--- START OF DATA ROWS ---

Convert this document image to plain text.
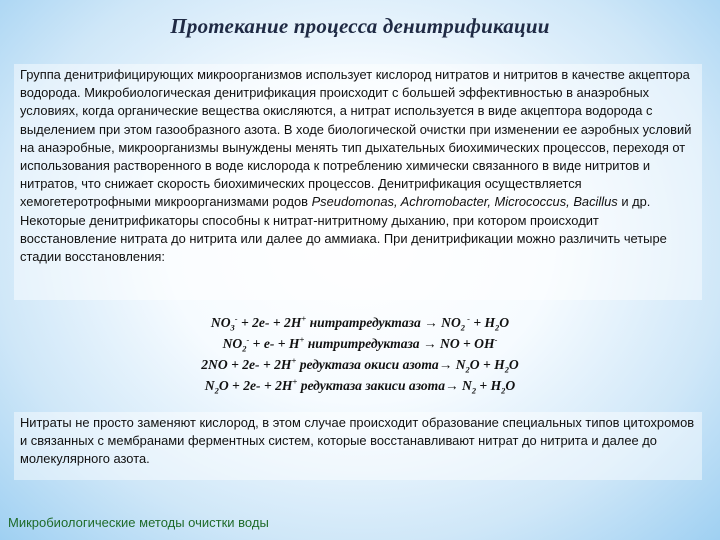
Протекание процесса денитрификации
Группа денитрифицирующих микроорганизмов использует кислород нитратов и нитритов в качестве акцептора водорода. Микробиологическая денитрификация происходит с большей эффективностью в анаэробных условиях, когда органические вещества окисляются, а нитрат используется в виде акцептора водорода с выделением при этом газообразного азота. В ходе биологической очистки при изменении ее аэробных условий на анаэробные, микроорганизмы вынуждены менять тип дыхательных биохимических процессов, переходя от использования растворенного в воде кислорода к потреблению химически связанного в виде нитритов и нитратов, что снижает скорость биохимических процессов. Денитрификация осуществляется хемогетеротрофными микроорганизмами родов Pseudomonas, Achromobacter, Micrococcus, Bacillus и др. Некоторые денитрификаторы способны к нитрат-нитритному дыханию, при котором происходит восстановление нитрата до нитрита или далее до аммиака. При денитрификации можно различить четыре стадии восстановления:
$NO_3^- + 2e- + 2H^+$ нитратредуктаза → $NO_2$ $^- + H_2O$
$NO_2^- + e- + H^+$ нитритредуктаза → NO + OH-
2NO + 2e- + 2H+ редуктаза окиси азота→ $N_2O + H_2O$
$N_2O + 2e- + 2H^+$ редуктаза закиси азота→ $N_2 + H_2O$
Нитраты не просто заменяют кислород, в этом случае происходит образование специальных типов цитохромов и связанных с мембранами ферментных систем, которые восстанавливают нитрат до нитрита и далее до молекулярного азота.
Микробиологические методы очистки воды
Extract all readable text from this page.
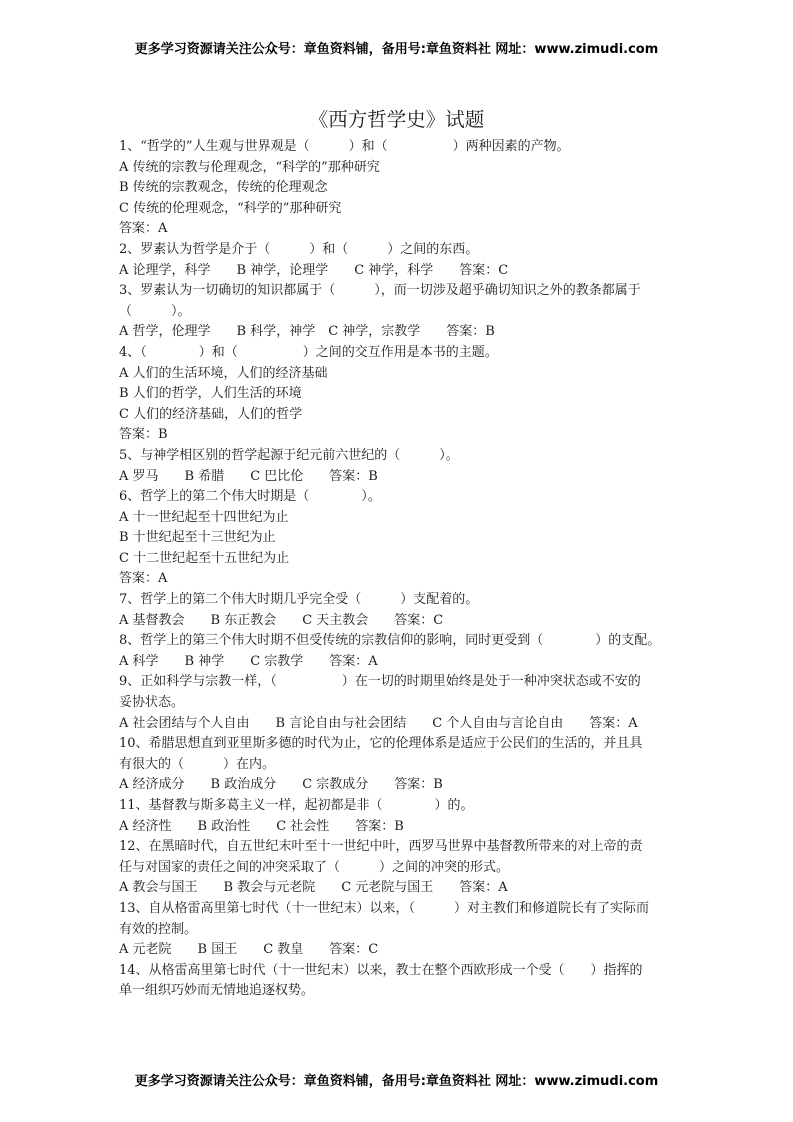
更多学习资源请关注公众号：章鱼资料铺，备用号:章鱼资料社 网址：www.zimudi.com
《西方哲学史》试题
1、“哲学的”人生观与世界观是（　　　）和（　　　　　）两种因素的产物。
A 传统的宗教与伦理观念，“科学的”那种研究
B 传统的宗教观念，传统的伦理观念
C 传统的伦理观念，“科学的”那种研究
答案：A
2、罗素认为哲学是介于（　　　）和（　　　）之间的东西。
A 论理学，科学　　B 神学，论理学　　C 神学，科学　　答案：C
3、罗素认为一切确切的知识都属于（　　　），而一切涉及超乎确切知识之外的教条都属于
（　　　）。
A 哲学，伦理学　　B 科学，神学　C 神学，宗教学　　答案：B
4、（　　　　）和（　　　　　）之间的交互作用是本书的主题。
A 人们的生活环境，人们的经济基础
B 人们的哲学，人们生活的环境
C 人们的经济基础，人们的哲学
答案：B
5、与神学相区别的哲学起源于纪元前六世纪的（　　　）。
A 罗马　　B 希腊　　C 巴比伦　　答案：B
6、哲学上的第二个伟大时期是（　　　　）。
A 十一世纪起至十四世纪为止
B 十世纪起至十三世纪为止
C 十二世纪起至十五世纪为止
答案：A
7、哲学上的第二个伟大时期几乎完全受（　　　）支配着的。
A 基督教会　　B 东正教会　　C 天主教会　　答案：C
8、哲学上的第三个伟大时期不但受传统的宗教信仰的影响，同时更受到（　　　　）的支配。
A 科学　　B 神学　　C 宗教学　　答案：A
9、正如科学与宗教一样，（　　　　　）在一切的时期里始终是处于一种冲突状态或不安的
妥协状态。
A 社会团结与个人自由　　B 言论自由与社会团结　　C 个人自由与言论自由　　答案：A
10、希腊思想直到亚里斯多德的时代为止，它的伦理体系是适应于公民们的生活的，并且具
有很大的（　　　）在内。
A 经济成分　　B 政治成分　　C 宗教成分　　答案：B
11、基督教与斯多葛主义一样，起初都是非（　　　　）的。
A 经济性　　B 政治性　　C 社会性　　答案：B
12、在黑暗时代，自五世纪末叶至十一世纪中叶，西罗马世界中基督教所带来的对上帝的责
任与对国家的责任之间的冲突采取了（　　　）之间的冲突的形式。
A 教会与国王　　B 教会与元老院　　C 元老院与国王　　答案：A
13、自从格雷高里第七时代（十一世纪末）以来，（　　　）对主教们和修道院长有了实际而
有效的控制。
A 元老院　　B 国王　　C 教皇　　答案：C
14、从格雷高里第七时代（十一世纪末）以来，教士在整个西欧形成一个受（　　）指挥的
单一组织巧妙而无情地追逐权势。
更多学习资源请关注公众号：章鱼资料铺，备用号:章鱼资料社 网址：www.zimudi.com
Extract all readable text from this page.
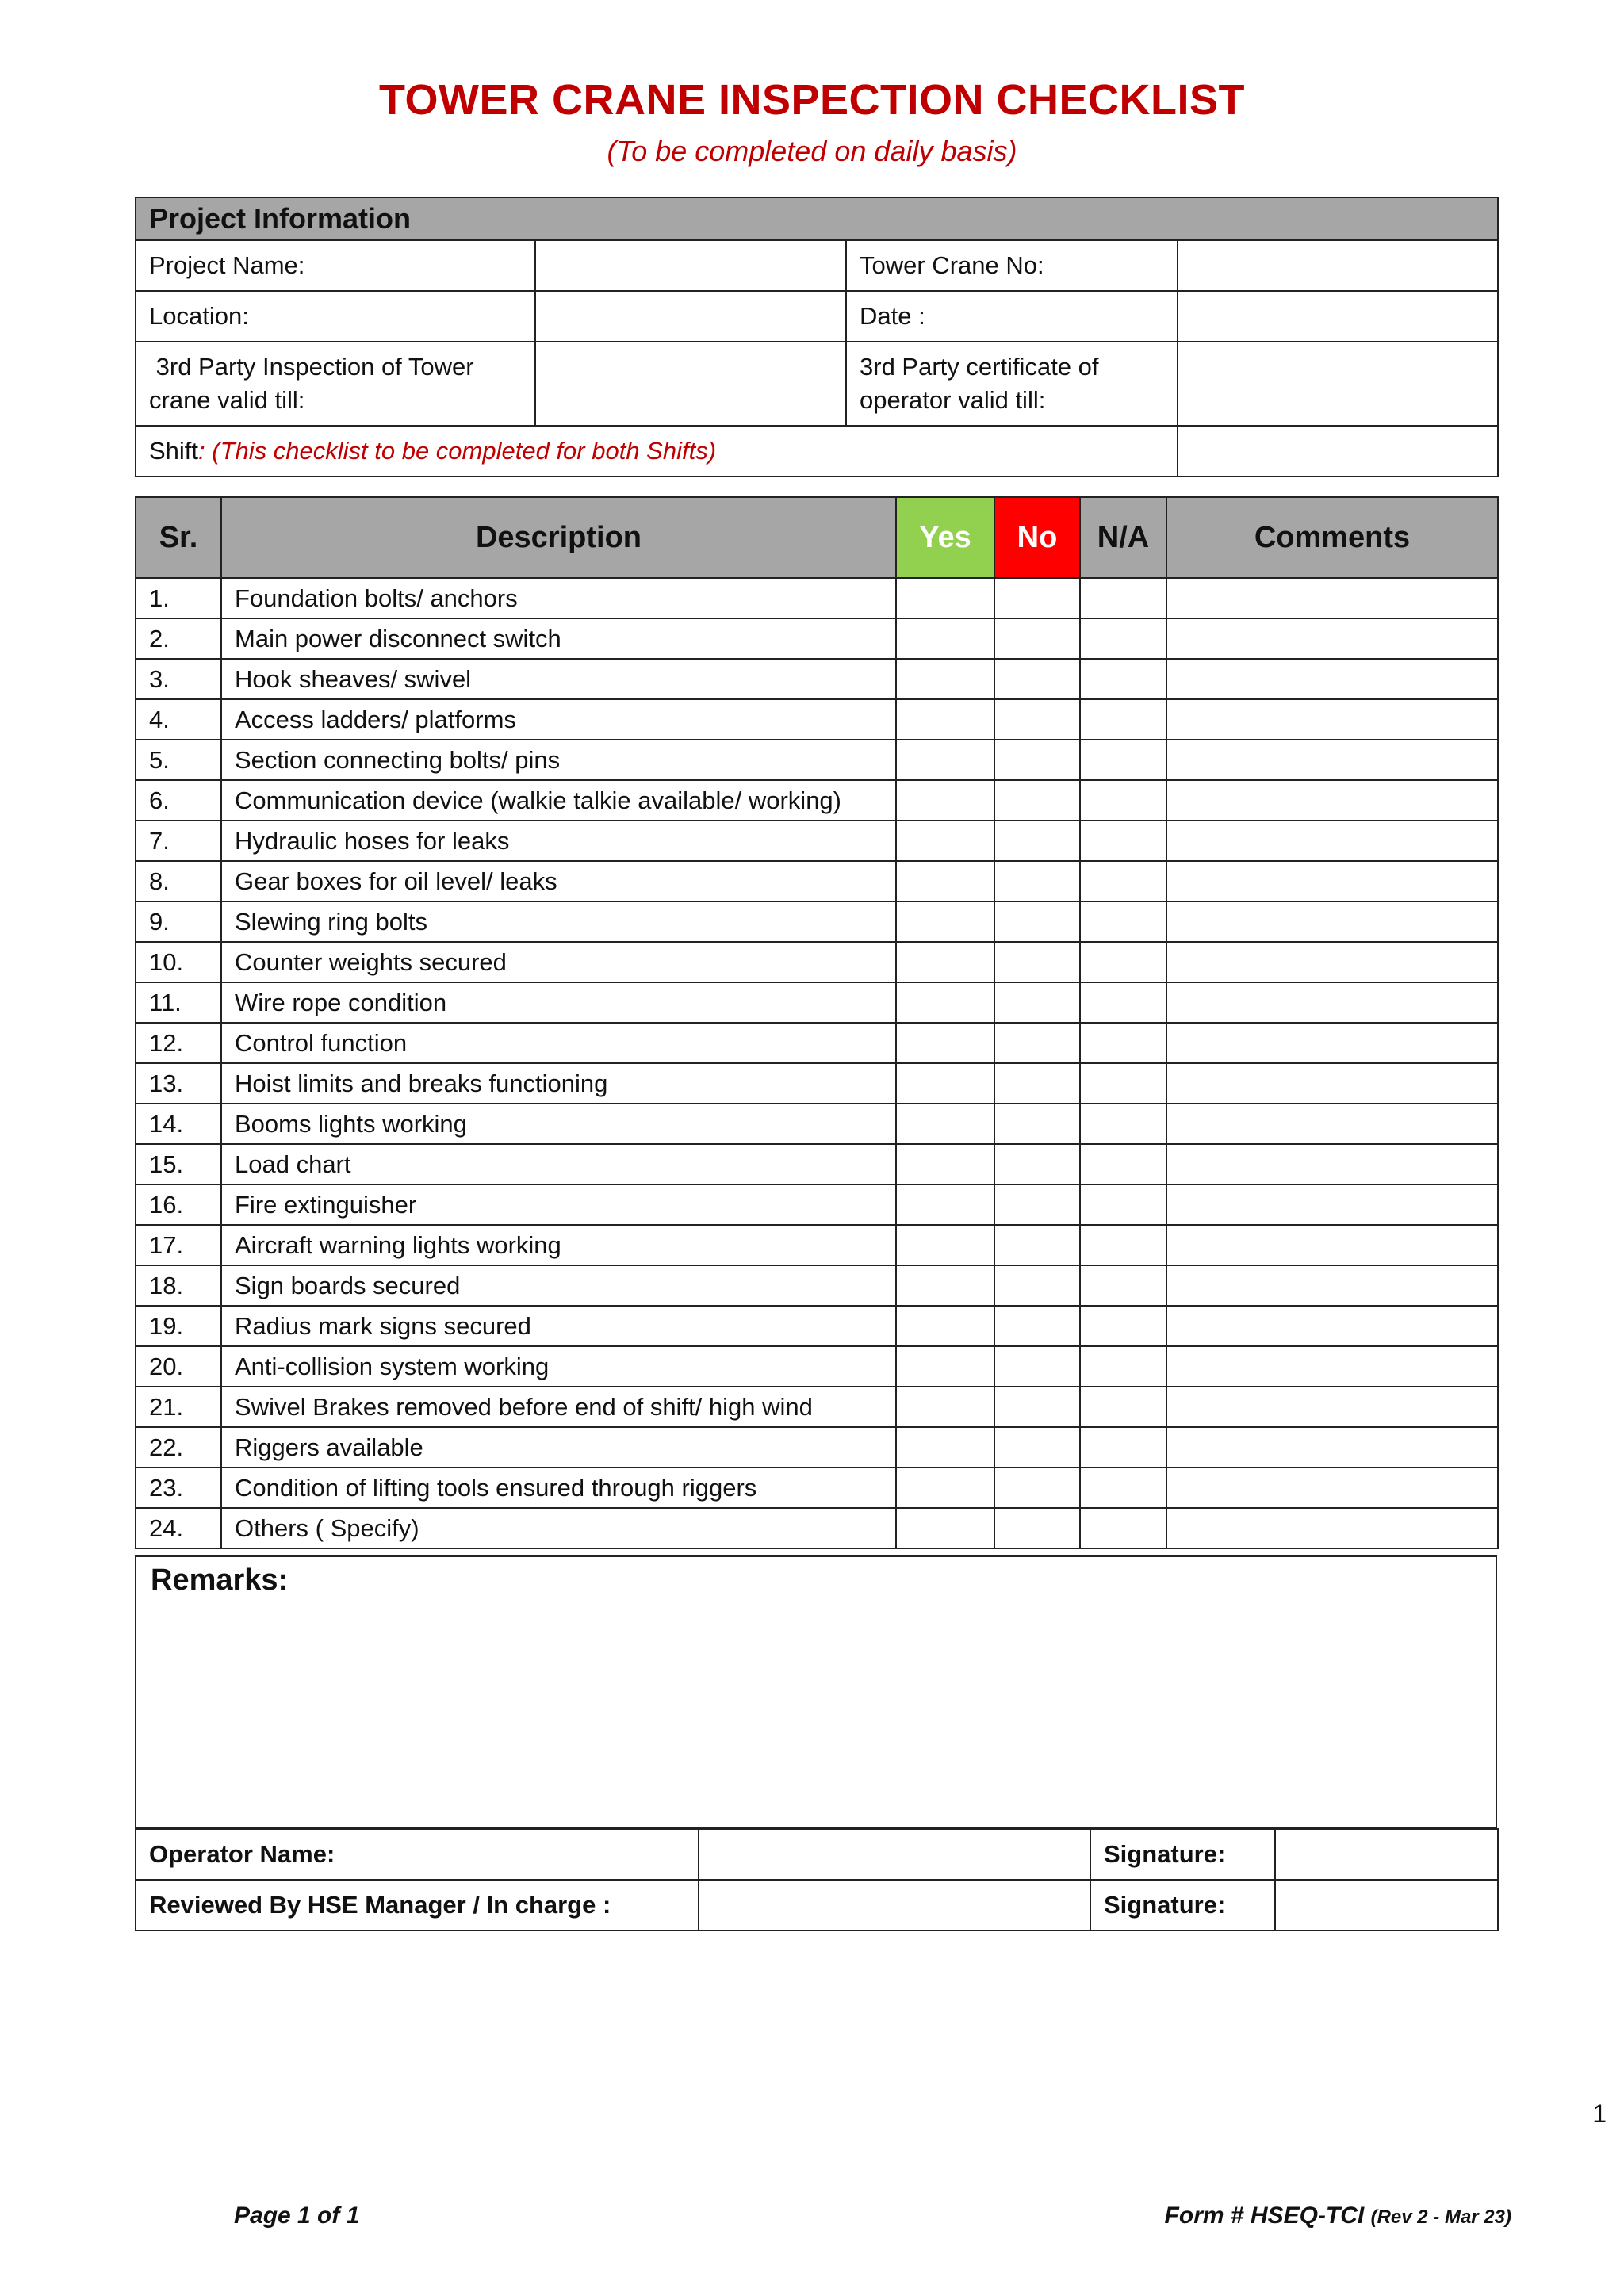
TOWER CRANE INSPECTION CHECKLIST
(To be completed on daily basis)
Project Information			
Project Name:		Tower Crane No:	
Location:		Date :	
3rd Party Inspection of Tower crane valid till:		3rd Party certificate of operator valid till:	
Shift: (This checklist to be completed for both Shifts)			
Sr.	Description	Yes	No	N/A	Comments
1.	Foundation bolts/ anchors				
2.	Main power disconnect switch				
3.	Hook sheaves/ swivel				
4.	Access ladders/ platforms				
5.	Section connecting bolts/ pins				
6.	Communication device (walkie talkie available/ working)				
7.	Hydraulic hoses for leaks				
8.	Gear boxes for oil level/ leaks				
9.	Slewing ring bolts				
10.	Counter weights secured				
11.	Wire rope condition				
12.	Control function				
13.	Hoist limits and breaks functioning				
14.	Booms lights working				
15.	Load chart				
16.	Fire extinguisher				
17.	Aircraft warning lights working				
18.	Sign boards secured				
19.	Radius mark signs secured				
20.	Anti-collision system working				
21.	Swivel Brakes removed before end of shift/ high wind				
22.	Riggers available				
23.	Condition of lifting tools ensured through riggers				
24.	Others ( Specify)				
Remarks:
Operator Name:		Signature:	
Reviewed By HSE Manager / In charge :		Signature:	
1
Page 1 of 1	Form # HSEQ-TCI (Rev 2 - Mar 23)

--- END OF DATA ROWS ---

→ **TASK TO COMPLETE**:
Transcribe the listing above verbatim. Omit the pictures.

→ **EXPECTED ANSWER**:
Convert this document image to plain text.
Протекание процесса денитрификации
Группа денитрифицирующих микроорганизмов использует кислород нитратов и нитритов в качестве акцептора водорода. Микробиологическая денитрификация происходит с большей эффективностью в анаэробных условиях, когда органические вещества окисляются, а нитрат используется в виде акцептора водорода с выделением при этом газообразного азота. В ходе биологической очистки при изменении ее аэробных условий на анаэробные, микроорганизмы вынуждены менять тип дыхательных биохимических процессов, переходя от использования растворенного в воде кислорода к потреблению химически связанного в виде нитритов и нитратов, что снижает скорость биохимических процессов. Денитрификация осуществляется хемогетеротрофными микроорганизмами родов Pseudomonas, Achromobacter, Micrococcus, Bacillus и др. Некоторые денитрификаторы способны к нитрат-нитритному дыханию, при котором происходит восстановление нитрата до нитрита или далее до аммиака. При денитрификации можно различить четыре стадии восстановления:
$NO_3^- + 2e- + 2H^+$ нитратредуктаза → $NO_2$ $^- + H_2O$
$NO_2^- + e- + H^+$ нитритредуктаза → NO + OH-
2NO + 2e- + 2H+ редуктаза окиси азота→ $N_2O + H_2O$
$N_2O + 2e- + 2H^+$ редуктаза закиси азота→ $N_2 + H_2O$
Нитраты не просто заменяют кислород, в этом случае происходит образование специальных типов цитохромов и связанных с мембранами ферментных систем, которые восстанавливают нитрат до нитрита и далее до молекулярного азота.
Микробиологические методы очистки воды
Extract all readable text from this page.
更多学习资源请关注公众号：章鱼资料铺，备用号:章鱼资料社 网址：www.zimudi.com
《西方哲学史》试题
1、“哲学的”人生观与世界观是（　　　）和（　　　　　）两种因素的产物。
A 传统的宗教与伦理观念，“科学的”那种研究
B 传统的宗教观念，传统的伦理观念
C 传统的伦理观念，“科学的”那种研究
答案：A
2、罗素认为哲学是介于（　　　）和（　　　）之间的东西。
A 论理学，科学　　B 神学，论理学　　C 神学，科学　　答案：C
3、罗素认为一切确切的知识都属于（　　　），而一切涉及超乎确切知识之外的教条都属于
（　　　）。
A 哲学，伦理学　　B 科学，神学　C 神学，宗教学　　答案：B
4、（　　　　）和（　　　　　）之间的交互作用是本书的主题。
A 人们的生活环境，人们的经济基础
B 人们的哲学，人们生活的环境
C 人们的经济基础，人们的哲学
答案：B
5、与神学相区别的哲学起源于纪元前六世纪的（　　　）。
A 罗马　　B 希腊　　C 巴比伦　　答案：B
6、哲学上的第二个伟大时期是（　　　　）。
A 十一世纪起至十四世纪为止
B 十世纪起至十三世纪为止
C 十二世纪起至十五世纪为止
答案：A
7、哲学上的第二个伟大时期几乎完全受（　　　）支配着的。
A 基督教会　　B 东正教会　　C 天主教会　　答案：C
8、哲学上的第三个伟大时期不但受传统的宗教信仰的影响，同时更受到（　　　　）的支配。
A 科学　　B 神学　　C 宗教学　　答案：A
9、正如科学与宗教一样，（　　　　　）在一切的时期里始终是处于一种冲突状态或不安的
妥协状态。
A 社会团结与个人自由　　B 言论自由与社会团结　　C 个人自由与言论自由　　答案：A
10、希腊思想直到亚里斯多德的时代为止，它的伦理体系是适应于公民们的生活的，并且具
有很大的（　　　）在内。
A 经济成分　　B 政治成分　　C 宗教成分　　答案：B
11、基督教与斯多葛主义一样，起初都是非（　　　　）的。
A 经济性　　B 政治性　　C 社会性　　答案：B
12、在黑暗时代，自五世纪末叶至十一世纪中叶，西罗马世界中基督教所带来的对上帝的责
任与对国家的责任之间的冲突采取了（　　　）之间的冲突的形式。
A 教会与国王　　B 教会与元老院　　C 元老院与国王　　答案：A
13、自从格雷高里第七时代（十一世纪末）以来，（　　　）对主教们和修道院长有了实际而
有效的控制。
A 元老院　　B 国王　　C 教皇　　答案：C
14、从格雷高里第七时代（十一世纪末）以来，教士在整个西欧形成一个受（　　）指挥的
单一组织巧妙而无情地追逐权势。
更多学习资源请关注公众号：章鱼资料铺，备用号:章鱼资料社 网址：www.zimudi.com
Extract all readable text from this page.
TOWER CRANE INSPECTION CHECKLIST
(To be completed on daily basis)
Project Information			
Project Name:		Tower Crane No:	
Location:		Date :	
3rd Party Inspection of Tower crane valid till:		3rd Party certificate of operator valid till:	
Shift: (This checklist to be completed for both Shifts)			
Sr.	Description	Yes	No	N/A	Comments
1.	Foundation bolts/ anchors				
2.	Main power disconnect switch				
3.	Hook sheaves/ swivel				
4.	Access ladders/ platforms				
5.	Section connecting bolts/ pins				
6.	Communication device (walkie talkie available/ working)				
7.	Hydraulic hoses for leaks				
8.	Gear boxes for oil level/ leaks				
9.	Slewing ring bolts				
10.	Counter weights secured				
11.	Wire rope condition				
12.	Control function				
13.	Hoist limits and breaks functioning				
14.	Booms lights working				
15.	Load chart				
16.	Fire extinguisher				
17.	Aircraft warning lights working				
18.	Sign boards secured				
19.	Radius mark signs secured				
20.	Anti-collision system working				
21.	Swivel Brakes removed before end of shift/ high wind				
22.	Riggers available				
23.	Condition of lifting tools ensured through riggers				
24.	Others ( Specify)				
Remarks:
Operator Name:		Signature:	
Reviewed By HSE Manager / In charge :		Signature:	
1
Page 1 of 1	Form # HSEQ-TCI (Rev 2 - Mar 23)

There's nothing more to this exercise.